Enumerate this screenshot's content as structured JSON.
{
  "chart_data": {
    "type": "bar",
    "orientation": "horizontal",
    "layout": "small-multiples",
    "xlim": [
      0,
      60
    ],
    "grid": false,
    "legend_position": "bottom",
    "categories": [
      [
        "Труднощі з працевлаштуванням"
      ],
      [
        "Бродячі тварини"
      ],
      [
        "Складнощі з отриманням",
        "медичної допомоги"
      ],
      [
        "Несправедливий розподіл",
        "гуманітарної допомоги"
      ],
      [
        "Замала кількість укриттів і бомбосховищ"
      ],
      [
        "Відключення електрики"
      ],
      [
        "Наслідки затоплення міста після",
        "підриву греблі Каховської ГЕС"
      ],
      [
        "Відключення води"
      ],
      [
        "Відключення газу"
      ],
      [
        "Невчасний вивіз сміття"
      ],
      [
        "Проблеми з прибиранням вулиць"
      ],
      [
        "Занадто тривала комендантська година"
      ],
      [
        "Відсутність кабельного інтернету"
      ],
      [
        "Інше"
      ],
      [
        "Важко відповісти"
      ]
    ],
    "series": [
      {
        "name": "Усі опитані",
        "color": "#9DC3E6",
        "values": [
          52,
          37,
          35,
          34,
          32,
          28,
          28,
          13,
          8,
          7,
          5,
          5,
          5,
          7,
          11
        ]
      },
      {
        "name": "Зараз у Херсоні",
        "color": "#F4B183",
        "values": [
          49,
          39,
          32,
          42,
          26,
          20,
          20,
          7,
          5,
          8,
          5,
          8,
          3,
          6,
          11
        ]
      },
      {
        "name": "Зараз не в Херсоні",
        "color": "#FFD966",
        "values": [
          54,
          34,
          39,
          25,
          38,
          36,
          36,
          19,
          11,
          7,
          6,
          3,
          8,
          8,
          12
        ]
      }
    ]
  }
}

> **What is asked**: Pull out all lines from the listing that contain the string "допомоги".

> **Exercise result**:
        "медичної допомоги"
        "гуманітарної допомоги"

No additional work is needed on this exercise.